WRITTEN EXERCISE - Seek out every line containing the word "settimanali", and copy each.

Extracts from a graphics dataset
———
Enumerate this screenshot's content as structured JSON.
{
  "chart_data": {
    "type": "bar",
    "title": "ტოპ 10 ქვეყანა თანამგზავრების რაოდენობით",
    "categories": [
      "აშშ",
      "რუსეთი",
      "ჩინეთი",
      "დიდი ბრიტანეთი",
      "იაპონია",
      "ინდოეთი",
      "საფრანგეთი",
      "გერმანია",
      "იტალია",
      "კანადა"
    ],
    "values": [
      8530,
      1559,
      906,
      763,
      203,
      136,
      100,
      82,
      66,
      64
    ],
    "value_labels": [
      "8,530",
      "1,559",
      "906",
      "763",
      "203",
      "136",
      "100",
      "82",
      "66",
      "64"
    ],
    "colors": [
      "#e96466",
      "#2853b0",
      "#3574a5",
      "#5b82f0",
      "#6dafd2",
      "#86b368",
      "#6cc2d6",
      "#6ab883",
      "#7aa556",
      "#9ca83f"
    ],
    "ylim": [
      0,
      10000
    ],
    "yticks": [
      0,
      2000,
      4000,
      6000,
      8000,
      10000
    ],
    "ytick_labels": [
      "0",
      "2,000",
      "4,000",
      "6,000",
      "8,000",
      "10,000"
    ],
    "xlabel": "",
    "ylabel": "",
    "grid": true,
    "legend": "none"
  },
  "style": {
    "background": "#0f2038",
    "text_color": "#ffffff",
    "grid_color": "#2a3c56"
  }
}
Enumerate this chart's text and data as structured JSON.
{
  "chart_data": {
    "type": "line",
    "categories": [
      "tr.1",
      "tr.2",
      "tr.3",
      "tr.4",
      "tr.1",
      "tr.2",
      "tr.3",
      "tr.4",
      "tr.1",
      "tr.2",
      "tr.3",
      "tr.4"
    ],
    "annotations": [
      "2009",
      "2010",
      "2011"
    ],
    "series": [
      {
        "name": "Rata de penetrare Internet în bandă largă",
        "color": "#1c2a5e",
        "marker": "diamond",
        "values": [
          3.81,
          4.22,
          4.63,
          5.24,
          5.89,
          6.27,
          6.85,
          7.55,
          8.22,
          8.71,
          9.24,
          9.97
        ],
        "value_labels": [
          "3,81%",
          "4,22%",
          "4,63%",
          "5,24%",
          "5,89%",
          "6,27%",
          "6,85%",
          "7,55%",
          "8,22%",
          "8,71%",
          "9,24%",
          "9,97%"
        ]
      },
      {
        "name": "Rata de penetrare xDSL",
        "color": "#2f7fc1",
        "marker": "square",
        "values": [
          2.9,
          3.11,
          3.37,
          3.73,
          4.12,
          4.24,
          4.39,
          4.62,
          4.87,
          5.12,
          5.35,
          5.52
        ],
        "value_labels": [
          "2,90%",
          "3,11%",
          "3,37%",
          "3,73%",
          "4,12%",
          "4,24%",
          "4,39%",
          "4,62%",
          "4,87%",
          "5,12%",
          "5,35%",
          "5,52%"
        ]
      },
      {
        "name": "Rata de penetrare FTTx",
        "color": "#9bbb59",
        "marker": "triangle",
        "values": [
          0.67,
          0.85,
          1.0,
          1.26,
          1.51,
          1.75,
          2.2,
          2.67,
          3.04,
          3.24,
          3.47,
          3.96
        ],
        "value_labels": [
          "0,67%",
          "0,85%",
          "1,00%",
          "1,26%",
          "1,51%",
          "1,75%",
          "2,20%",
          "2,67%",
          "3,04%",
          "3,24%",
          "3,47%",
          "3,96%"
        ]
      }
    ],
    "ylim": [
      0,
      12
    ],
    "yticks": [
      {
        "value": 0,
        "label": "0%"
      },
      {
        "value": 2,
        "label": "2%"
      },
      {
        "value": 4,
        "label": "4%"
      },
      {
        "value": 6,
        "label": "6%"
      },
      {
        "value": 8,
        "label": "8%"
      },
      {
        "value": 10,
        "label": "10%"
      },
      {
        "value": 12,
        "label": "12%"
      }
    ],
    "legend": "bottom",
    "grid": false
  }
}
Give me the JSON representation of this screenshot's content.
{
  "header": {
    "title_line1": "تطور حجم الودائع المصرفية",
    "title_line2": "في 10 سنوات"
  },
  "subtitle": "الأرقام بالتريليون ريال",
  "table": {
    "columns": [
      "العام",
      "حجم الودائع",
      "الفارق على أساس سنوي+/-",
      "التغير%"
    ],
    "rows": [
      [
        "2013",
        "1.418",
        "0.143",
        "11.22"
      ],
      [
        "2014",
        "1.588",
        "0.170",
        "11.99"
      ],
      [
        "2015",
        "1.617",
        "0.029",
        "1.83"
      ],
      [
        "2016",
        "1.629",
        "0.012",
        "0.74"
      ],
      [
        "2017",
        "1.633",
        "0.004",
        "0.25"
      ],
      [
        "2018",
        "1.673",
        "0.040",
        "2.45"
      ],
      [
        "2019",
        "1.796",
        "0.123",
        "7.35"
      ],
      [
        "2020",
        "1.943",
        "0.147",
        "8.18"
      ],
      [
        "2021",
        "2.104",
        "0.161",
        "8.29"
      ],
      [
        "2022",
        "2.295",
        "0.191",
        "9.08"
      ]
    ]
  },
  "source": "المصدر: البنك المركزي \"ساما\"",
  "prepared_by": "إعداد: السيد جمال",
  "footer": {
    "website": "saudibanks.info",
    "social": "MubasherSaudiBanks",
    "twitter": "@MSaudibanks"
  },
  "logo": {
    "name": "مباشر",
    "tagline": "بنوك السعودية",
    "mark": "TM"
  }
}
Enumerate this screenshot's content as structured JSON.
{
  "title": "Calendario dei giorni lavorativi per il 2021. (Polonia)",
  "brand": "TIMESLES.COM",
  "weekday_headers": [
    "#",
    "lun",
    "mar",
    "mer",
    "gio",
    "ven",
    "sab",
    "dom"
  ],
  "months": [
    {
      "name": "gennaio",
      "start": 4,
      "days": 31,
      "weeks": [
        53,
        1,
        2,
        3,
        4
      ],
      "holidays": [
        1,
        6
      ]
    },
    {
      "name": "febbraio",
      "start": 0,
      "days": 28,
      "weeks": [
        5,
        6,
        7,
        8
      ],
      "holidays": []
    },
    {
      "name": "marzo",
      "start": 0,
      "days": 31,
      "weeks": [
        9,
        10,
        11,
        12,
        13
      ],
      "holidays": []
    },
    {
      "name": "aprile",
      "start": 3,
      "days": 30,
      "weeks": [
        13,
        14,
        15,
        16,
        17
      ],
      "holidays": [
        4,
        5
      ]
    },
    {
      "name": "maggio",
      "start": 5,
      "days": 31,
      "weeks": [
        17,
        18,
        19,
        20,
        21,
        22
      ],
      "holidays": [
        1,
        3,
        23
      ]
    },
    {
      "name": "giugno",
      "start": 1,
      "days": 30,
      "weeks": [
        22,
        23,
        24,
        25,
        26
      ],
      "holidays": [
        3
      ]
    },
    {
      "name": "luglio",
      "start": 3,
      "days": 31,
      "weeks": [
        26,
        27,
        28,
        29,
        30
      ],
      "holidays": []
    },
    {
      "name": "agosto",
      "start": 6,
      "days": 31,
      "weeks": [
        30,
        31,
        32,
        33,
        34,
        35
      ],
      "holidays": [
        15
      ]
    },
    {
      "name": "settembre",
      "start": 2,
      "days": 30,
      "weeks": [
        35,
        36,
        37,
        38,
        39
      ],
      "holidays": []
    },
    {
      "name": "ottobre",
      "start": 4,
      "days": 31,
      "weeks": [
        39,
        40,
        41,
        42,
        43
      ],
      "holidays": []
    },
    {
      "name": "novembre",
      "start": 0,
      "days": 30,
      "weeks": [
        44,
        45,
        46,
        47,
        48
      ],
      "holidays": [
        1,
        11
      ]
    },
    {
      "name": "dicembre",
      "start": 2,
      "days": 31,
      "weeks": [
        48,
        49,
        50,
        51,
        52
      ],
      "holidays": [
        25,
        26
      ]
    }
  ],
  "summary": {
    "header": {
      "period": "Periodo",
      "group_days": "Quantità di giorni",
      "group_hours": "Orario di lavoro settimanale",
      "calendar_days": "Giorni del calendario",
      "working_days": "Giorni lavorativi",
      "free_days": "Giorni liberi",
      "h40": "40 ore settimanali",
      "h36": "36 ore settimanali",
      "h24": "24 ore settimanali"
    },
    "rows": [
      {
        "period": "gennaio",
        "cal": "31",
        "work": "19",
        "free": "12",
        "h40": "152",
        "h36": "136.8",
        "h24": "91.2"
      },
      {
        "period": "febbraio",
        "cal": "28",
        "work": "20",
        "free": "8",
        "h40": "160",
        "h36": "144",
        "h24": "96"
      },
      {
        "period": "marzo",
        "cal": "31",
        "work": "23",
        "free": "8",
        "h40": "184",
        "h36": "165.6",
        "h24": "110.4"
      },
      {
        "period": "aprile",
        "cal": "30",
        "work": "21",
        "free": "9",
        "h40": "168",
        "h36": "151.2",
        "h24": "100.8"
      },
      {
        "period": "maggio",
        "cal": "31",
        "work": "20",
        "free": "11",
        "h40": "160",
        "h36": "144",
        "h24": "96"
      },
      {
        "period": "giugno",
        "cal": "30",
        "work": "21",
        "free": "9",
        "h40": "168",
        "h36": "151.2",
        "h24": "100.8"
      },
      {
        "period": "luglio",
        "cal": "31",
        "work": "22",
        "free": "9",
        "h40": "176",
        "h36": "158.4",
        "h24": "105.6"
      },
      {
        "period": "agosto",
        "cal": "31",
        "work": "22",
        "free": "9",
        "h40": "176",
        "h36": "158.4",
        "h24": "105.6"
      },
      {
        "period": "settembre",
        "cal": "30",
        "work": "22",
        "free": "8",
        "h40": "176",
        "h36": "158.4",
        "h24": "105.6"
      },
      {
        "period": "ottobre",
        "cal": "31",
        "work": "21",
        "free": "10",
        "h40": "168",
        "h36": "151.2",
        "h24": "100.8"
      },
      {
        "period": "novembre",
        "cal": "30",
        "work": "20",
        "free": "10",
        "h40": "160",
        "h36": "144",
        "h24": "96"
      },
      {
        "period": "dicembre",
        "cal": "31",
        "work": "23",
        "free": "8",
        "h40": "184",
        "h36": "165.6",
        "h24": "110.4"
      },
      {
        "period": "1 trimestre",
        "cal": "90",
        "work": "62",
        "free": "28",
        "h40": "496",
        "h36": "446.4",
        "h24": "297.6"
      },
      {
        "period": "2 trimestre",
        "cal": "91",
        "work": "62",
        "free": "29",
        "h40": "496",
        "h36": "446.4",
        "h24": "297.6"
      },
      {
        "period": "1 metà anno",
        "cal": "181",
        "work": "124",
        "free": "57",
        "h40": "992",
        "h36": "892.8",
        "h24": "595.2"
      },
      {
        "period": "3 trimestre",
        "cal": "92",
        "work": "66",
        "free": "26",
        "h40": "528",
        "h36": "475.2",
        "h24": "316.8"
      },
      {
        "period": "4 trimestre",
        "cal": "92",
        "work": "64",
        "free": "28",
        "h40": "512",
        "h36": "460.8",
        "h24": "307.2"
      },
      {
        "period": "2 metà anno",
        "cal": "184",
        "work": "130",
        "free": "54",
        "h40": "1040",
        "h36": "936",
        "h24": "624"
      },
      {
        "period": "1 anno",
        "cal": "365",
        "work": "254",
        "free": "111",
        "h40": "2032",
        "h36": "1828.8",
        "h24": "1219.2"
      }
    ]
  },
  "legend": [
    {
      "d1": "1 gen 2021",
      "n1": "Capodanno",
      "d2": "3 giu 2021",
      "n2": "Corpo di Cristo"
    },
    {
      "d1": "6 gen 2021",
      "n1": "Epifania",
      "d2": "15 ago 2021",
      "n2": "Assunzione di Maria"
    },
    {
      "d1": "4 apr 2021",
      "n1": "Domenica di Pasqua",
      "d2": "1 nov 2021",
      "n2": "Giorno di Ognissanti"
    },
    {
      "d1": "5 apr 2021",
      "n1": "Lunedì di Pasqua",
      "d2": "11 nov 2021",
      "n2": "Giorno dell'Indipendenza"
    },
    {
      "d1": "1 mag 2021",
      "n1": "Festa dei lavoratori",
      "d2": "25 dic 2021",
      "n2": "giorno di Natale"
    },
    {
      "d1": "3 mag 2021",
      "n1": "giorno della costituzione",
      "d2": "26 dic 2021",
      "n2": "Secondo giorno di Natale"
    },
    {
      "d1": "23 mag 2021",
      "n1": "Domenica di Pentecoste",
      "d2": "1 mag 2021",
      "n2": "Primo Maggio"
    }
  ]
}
———
RESULT -
      "h40": "40 ore settimanali",
      "h36": "36 ore settimanali",
      "h24": "24 ore settimanali"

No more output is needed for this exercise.